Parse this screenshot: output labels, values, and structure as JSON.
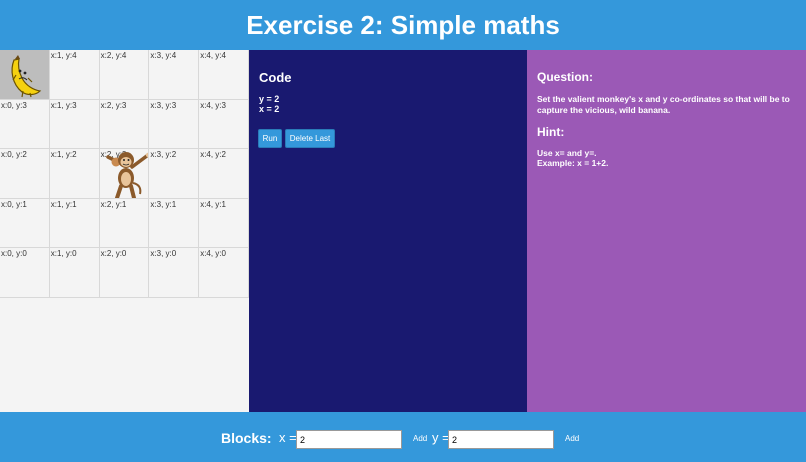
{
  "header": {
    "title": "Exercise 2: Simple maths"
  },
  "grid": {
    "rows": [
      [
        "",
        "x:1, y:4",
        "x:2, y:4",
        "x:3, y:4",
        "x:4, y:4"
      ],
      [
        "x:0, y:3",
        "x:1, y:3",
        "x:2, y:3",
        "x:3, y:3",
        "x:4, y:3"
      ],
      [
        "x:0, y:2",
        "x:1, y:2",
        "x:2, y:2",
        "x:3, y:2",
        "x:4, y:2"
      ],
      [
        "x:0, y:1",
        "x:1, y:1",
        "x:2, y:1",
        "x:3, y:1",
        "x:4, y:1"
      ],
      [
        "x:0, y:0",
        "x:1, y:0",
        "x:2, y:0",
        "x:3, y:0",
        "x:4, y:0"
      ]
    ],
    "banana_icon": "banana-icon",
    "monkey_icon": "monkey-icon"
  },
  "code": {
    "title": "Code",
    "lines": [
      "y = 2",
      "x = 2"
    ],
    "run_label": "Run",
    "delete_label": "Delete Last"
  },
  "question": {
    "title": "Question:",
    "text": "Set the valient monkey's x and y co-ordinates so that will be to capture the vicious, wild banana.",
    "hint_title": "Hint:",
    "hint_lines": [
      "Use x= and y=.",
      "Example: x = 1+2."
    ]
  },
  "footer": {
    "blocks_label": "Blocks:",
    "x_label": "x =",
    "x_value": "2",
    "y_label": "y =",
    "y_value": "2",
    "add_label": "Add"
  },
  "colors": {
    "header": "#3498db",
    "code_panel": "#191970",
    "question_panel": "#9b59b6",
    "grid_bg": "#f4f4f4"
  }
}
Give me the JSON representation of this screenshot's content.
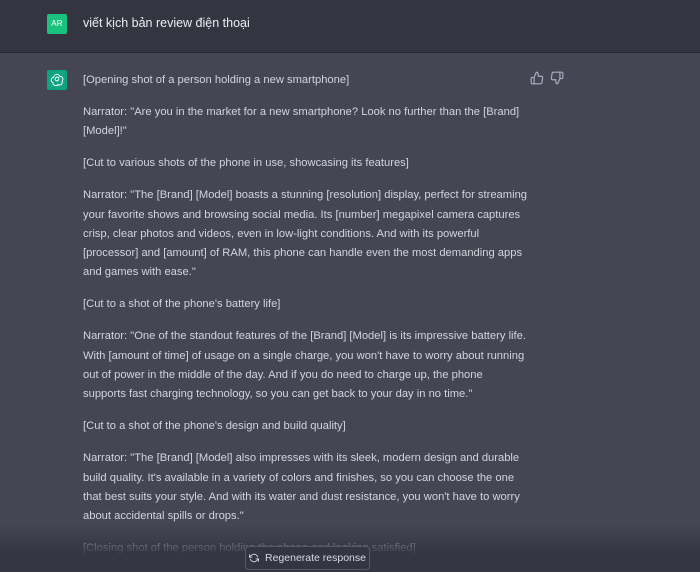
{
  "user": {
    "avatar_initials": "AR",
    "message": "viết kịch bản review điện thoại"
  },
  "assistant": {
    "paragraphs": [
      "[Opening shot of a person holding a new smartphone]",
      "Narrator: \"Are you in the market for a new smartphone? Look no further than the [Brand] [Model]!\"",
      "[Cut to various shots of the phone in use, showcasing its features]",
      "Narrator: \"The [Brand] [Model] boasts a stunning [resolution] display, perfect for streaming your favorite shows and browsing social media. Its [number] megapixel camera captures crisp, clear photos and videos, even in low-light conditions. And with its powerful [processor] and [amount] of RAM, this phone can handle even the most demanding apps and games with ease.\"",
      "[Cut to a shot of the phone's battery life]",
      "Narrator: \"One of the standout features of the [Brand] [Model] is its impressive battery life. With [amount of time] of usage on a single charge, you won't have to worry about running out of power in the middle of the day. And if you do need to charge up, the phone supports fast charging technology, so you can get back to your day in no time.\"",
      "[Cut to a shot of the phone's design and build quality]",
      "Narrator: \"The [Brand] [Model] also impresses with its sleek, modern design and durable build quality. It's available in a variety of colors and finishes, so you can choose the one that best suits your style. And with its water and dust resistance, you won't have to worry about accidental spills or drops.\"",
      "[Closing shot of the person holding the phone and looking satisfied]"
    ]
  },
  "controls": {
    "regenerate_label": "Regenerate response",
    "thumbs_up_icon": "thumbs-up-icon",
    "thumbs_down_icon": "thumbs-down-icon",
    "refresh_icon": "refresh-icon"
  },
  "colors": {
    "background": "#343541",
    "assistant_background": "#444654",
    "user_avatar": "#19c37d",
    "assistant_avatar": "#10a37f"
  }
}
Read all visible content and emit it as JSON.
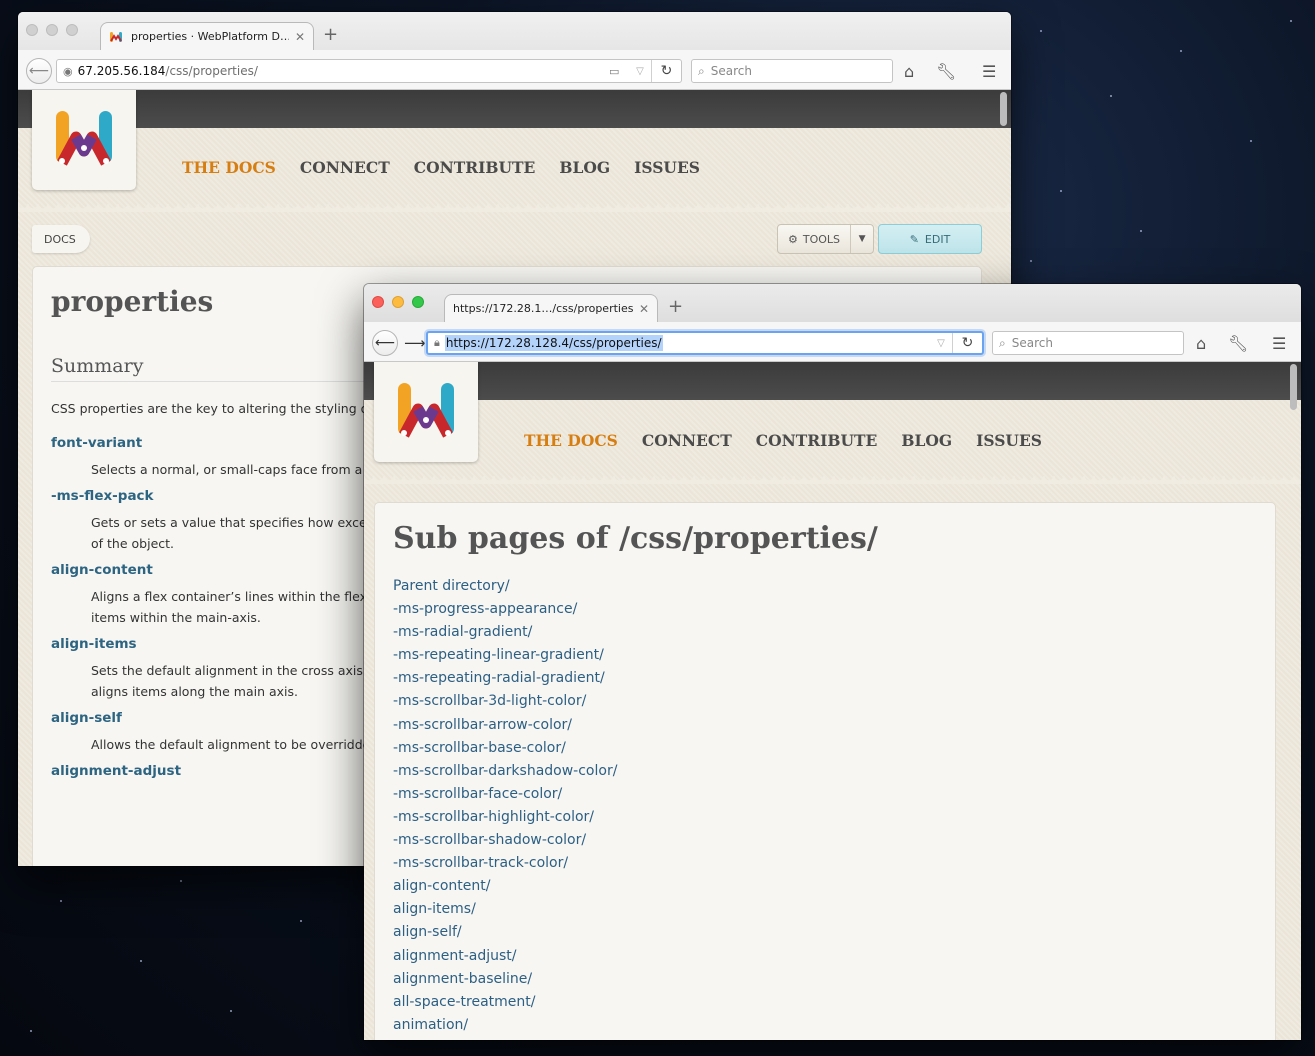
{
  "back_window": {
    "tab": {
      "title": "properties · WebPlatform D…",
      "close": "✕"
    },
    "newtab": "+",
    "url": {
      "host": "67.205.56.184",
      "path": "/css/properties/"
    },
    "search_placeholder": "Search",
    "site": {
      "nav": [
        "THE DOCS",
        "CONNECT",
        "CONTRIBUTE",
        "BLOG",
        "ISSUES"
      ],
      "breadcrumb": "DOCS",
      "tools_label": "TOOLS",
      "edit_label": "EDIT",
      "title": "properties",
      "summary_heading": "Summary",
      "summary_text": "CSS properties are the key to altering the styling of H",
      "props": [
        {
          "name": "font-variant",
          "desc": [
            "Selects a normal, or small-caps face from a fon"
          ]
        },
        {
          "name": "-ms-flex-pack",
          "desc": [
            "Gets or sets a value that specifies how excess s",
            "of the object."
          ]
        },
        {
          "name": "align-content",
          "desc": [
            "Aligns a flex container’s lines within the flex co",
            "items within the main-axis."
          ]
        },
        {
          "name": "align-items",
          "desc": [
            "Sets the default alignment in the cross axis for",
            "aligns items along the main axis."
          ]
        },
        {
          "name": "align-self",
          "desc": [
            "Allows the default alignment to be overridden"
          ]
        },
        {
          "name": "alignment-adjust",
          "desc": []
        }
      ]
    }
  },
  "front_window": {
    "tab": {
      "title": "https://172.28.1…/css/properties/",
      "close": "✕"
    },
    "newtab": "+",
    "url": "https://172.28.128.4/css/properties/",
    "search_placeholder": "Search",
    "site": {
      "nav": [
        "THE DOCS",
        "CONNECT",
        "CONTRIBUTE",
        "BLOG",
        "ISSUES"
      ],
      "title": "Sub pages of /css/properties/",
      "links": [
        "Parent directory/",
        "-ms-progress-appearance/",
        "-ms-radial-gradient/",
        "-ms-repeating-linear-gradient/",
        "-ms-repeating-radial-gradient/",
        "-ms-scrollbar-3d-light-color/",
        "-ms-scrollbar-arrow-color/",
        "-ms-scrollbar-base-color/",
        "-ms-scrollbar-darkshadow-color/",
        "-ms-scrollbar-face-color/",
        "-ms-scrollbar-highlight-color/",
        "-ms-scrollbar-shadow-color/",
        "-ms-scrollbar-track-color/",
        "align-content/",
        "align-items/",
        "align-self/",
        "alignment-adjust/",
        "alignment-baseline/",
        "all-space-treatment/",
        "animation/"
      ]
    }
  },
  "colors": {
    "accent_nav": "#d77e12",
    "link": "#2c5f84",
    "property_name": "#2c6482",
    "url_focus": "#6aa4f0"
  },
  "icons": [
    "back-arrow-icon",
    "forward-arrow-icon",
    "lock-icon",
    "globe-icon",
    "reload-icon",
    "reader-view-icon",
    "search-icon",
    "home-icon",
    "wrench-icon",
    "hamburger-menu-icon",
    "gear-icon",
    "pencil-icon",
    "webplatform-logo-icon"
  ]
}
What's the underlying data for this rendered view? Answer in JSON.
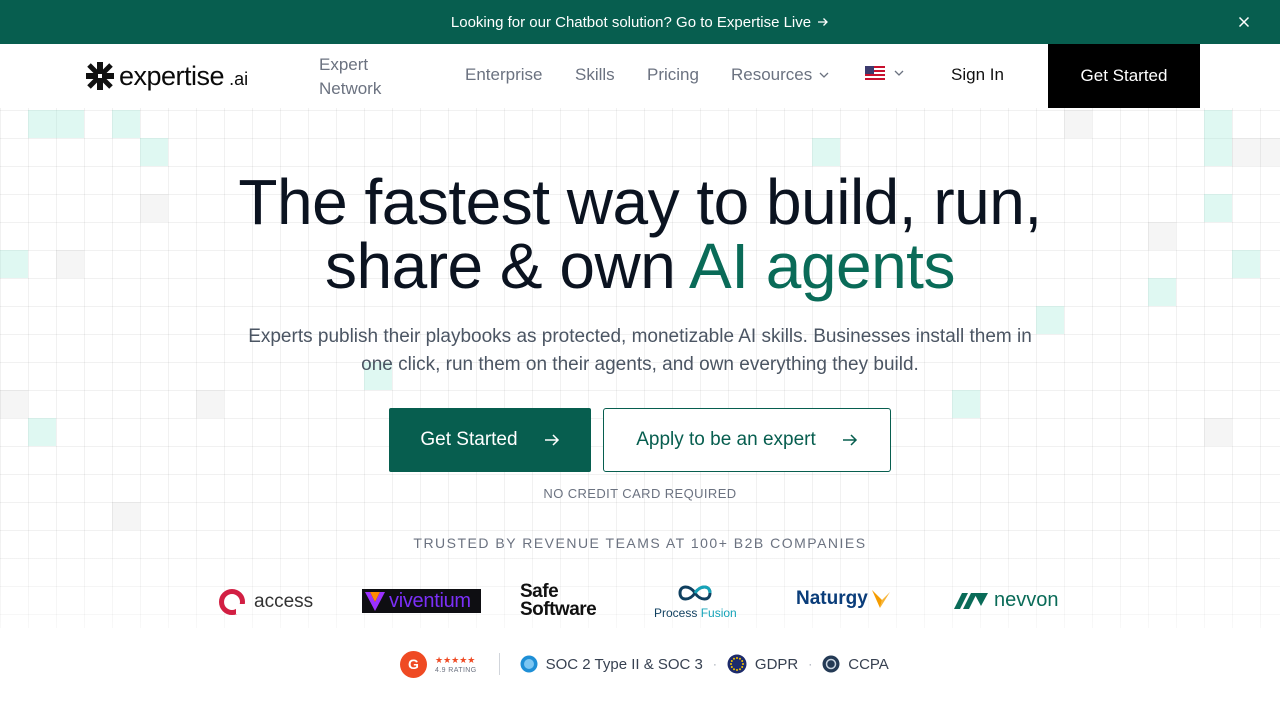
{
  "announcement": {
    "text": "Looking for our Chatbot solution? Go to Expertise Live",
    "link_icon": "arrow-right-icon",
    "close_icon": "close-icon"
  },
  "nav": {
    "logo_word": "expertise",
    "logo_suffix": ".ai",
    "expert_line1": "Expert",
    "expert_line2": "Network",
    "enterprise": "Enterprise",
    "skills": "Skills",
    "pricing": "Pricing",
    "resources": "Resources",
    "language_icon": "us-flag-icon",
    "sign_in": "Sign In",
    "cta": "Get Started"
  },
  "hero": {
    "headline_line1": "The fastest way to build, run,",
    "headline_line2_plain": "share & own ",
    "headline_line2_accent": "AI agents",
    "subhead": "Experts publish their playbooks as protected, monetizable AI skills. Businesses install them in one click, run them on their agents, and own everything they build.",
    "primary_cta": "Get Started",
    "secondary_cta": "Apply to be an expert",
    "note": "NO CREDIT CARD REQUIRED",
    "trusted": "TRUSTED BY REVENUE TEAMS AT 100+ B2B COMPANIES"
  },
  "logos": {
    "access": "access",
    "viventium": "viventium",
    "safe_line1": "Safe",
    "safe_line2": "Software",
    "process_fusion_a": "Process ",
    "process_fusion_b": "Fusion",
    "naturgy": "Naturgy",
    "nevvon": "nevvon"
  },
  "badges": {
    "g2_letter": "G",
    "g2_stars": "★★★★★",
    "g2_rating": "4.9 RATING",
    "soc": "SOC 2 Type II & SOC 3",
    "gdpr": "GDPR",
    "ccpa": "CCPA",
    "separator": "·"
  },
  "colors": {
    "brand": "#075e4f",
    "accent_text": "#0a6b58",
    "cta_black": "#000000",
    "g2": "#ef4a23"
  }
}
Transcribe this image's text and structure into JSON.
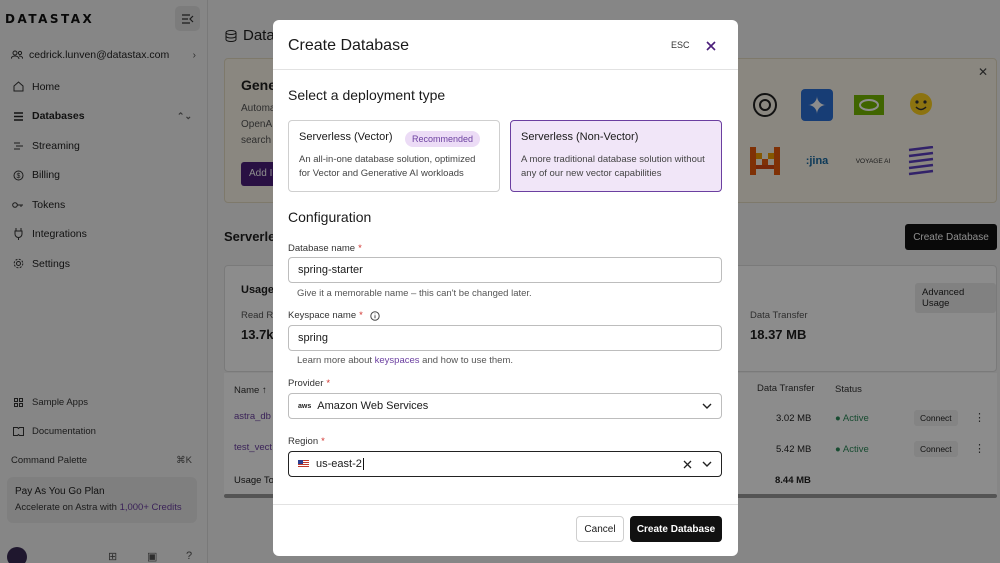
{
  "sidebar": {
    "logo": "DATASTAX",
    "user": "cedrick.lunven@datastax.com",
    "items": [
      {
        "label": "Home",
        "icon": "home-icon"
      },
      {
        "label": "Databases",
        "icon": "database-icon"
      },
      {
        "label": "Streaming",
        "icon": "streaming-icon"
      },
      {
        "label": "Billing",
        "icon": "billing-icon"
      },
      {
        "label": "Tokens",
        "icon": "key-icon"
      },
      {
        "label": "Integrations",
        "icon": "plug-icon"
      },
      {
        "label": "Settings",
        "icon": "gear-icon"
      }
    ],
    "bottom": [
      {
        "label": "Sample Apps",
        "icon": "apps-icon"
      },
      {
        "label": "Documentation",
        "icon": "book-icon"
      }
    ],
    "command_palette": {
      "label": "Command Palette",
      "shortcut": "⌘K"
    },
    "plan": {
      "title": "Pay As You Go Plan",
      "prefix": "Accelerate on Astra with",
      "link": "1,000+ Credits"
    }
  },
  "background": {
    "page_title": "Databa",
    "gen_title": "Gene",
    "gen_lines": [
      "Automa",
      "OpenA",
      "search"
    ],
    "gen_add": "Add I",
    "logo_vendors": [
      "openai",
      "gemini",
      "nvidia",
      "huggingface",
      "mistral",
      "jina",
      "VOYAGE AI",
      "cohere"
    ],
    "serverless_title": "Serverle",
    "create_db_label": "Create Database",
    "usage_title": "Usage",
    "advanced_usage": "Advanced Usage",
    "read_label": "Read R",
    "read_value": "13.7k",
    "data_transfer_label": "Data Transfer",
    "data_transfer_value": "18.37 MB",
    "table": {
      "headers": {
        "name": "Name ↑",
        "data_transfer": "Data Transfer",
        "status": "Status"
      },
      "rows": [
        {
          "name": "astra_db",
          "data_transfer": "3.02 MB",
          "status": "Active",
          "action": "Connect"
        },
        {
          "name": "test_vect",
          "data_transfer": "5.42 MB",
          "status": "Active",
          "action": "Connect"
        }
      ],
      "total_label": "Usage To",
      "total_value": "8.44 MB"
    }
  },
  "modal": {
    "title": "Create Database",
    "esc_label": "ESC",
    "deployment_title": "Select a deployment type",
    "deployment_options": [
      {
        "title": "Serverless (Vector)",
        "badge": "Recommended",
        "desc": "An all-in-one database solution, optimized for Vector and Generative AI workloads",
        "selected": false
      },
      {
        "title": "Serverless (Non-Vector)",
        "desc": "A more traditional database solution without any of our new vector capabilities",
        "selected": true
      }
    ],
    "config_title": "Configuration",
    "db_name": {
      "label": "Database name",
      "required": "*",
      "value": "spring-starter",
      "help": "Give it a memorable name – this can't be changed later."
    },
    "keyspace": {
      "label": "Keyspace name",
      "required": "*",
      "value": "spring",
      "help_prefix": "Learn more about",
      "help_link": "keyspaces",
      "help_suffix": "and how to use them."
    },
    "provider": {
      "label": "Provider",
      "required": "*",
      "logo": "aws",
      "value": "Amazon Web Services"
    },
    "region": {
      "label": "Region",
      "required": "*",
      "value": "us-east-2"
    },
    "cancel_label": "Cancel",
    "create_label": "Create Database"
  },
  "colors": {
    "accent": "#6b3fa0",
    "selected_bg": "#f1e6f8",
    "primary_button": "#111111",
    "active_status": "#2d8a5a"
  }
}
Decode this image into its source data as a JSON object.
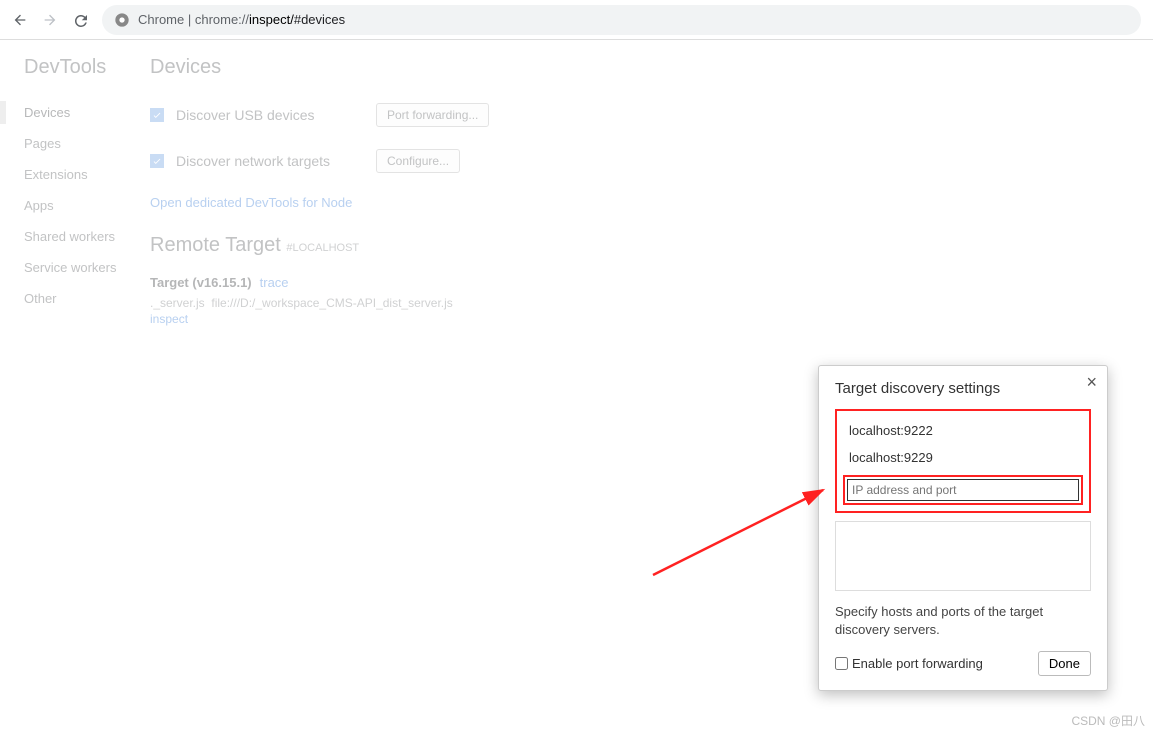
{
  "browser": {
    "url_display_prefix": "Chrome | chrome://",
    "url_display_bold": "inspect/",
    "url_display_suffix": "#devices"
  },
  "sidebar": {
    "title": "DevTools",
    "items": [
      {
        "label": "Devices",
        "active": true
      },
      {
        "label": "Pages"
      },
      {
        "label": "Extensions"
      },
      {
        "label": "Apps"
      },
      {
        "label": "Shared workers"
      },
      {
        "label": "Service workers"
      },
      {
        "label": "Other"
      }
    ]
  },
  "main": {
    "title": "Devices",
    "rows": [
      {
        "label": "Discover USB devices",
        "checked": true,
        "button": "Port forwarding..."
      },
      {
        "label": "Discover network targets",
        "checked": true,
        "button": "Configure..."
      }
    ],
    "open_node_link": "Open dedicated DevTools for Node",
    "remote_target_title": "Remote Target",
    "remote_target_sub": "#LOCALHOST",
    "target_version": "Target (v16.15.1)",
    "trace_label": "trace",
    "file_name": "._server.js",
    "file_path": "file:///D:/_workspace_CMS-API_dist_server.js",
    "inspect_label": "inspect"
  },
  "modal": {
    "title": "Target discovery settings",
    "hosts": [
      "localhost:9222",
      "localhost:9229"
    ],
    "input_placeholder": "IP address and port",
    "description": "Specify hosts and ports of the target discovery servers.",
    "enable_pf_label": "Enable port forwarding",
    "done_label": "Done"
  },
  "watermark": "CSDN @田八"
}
* * * * * * *
_SET EXERCISE_:
Read the data above. Pull out each line in which the string "main" appears.

_REPLY_:
            "items within the main-axis."
            "aligns items along the main axis."
  "main": {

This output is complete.